Report how many lines of the listing below include the word "this". Give nothing but the number.
*** Dataset rows ***
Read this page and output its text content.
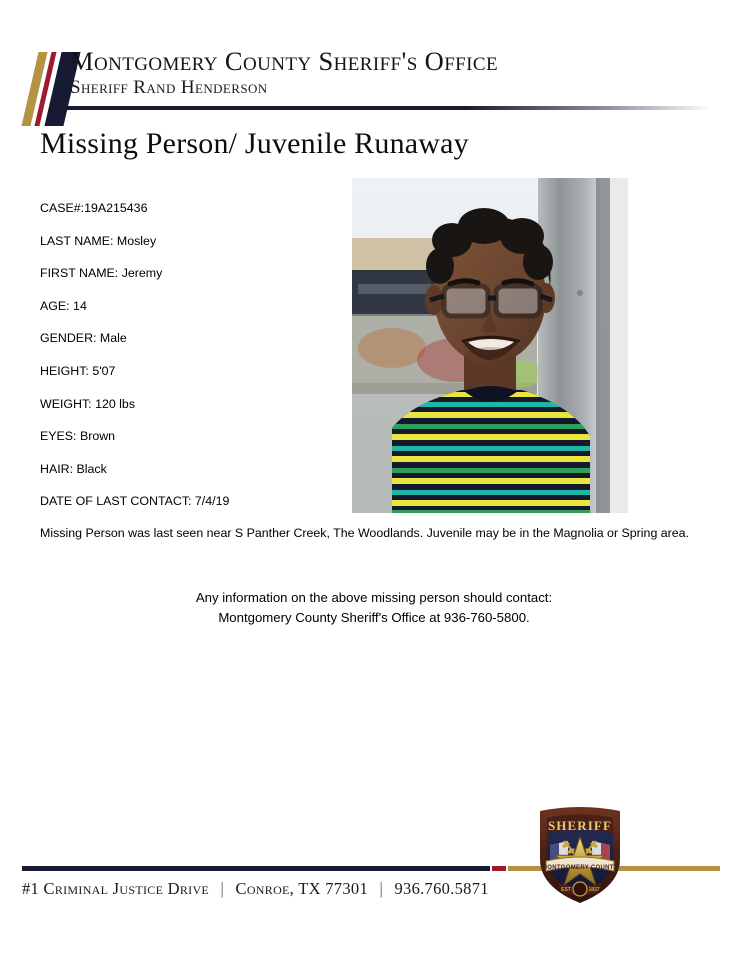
Montgomery County Sheriff's Office
Sheriff Rand Henderson
Missing Person/ Juvenile Runaway
CASE#:19A215436
LAST NAME: Mosley
FIRST NAME: Jeremy
AGE: 14
GENDER: Male
HEIGHT: 5'07
WEIGHT: 120 lbs
EYES: Brown
HAIR: Black
DATE OF LAST CONTACT: 7/4/19
Missing Person was last seen near S Panther Creek, The Woodlands. Juvenile may be in the Magnolia or Spring area.
Any information on the above missing person should contact:
Montgomery County Sheriff's Office at 936-760-5800.
#1 Criminal Justice Drive | Conroe, TX 77301 | 936.760.5871
SHERIFF
MONTGOMERY COUNTY
EST	1837
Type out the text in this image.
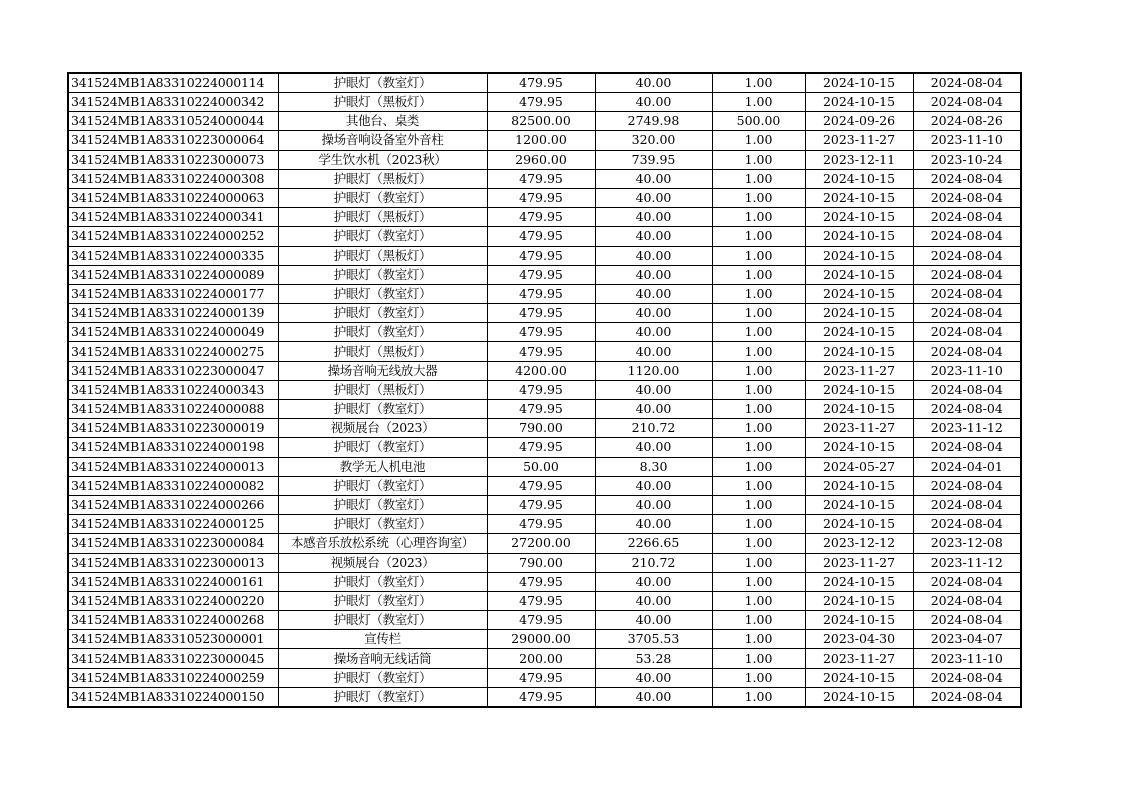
341524MB1A83310224000114	护眼灯（教室灯）	479.95	40.00	1.00	2024-10-15	2024-08-04
341524MB1A83310224000342	护眼灯（黑板灯）	479.95	40.00	1.00	2024-10-15	2024-08-04
341524MB1A83310524000044	其他台、桌类	82500.00	2749.98	500.00	2024-09-26	2024-08-26
341524MB1A83310223000064	操场音响设备室外音柱	1200.00	320.00	1.00	2023-11-27	2023-11-10
341524MB1A83310223000073	学生饮水机（2023秋）	2960.00	739.95	1.00	2023-12-11	2023-10-24
341524MB1A83310224000308	护眼灯（黑板灯）	479.95	40.00	1.00	2024-10-15	2024-08-04
341524MB1A83310224000063	护眼灯（教室灯）	479.95	40.00	1.00	2024-10-15	2024-08-04
341524MB1A83310224000341	护眼灯（黑板灯）	479.95	40.00	1.00	2024-10-15	2024-08-04
341524MB1A83310224000252	护眼灯（教室灯）	479.95	40.00	1.00	2024-10-15	2024-08-04
341524MB1A83310224000335	护眼灯（黑板灯）	479.95	40.00	1.00	2024-10-15	2024-08-04
341524MB1A83310224000089	护眼灯（教室灯）	479.95	40.00	1.00	2024-10-15	2024-08-04
341524MB1A83310224000177	护眼灯（教室灯）	479.95	40.00	1.00	2024-10-15	2024-08-04
341524MB1A83310224000139	护眼灯（教室灯）	479.95	40.00	1.00	2024-10-15	2024-08-04
341524MB1A83310224000049	护眼灯（教室灯）	479.95	40.00	1.00	2024-10-15	2024-08-04
341524MB1A83310224000275	护眼灯（黑板灯）	479.95	40.00	1.00	2024-10-15	2024-08-04
341524MB1A83310223000047	操场音响无线放大器	4200.00	1120.00	1.00	2023-11-27	2023-11-10
341524MB1A83310224000343	护眼灯（黑板灯）	479.95	40.00	1.00	2024-10-15	2024-08-04
341524MB1A83310224000088	护眼灯（教室灯）	479.95	40.00	1.00	2024-10-15	2024-08-04
341524MB1A83310223000019	视频展台（2023）	790.00	210.72	1.00	2023-11-27	2023-11-12
341524MB1A83310224000198	护眼灯（教室灯）	479.95	40.00	1.00	2024-10-15	2024-08-04
341524MB1A83310224000013	教学无人机电池	50.00	8.30	1.00	2024-05-27	2024-04-01
341524MB1A83310224000082	护眼灯（教室灯）	479.95	40.00	1.00	2024-10-15	2024-08-04
341524MB1A83310224000266	护眼灯（教室灯）	479.95	40.00	1.00	2024-10-15	2024-08-04
341524MB1A83310224000125	护眼灯（教室灯）	479.95	40.00	1.00	2024-10-15	2024-08-04
341524MB1A83310223000084	本感音乐放松系统（心理咨询室）	27200.00	2266.65	1.00	2023-12-12	2023-12-08
341524MB1A83310223000013	视频展台（2023）	790.00	210.72	1.00	2023-11-27	2023-11-12
341524MB1A83310224000161	护眼灯（教室灯）	479.95	40.00	1.00	2024-10-15	2024-08-04
341524MB1A83310224000220	护眼灯（教室灯）	479.95	40.00	1.00	2024-10-15	2024-08-04
341524MB1A83310224000268	护眼灯（教室灯）	479.95	40.00	1.00	2024-10-15	2024-08-04
341524MB1A83310523000001	宣传栏	29000.00	3705.53	1.00	2023-04-30	2023-04-07
341524MB1A83310223000045	操场音响无线话筒	200.00	53.28	1.00	2023-11-27	2023-11-10
341524MB1A83310224000259	护眼灯（教室灯）	479.95	40.00	1.00	2024-10-15	2024-08-04
341524MB1A83310224000150	护眼灯（教室灯）	479.95	40.00	1.00	2024-10-15	2024-08-04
***
→ **Output**
2